Exercise –
Locate every line below that contains the word "médecin" and copy it.

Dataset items
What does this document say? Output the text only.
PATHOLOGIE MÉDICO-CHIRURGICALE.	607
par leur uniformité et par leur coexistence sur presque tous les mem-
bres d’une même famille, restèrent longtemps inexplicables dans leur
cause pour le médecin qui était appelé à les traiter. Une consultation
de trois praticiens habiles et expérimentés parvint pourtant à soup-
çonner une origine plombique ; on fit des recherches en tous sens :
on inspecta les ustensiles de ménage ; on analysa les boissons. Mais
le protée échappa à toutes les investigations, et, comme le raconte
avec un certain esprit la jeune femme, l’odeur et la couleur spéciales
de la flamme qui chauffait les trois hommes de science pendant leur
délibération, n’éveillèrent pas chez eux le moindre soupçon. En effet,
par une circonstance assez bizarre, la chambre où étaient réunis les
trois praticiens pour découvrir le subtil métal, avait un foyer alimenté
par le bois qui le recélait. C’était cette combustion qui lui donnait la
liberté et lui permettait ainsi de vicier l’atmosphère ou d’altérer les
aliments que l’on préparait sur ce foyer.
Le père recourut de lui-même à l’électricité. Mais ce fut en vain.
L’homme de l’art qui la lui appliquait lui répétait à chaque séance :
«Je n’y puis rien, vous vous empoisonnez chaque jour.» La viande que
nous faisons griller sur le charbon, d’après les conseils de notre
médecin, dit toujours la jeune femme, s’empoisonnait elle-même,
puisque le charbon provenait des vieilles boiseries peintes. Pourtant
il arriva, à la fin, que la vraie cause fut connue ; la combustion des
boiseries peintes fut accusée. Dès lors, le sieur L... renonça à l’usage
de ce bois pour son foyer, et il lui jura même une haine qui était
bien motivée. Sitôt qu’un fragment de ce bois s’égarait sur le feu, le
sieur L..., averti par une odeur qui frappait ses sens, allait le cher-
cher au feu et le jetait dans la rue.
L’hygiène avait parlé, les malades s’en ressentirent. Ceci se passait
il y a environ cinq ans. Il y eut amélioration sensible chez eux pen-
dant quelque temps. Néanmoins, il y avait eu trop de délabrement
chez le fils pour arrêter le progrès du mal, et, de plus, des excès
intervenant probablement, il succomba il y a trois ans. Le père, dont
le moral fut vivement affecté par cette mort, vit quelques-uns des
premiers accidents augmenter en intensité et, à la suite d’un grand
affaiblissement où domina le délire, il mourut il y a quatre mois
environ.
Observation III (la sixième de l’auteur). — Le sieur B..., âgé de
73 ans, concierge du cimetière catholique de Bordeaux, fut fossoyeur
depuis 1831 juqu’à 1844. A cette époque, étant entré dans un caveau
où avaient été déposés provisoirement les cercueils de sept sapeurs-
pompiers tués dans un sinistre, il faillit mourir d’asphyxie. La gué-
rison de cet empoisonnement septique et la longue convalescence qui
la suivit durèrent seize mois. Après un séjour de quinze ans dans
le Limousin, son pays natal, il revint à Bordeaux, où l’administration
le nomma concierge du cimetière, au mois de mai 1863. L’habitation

Exercise answer –
cause pour le médecin qui était appelé à les traiter. Une consultation
médecin, dit toujours la jeune femme, s’empoisonnait elle-même,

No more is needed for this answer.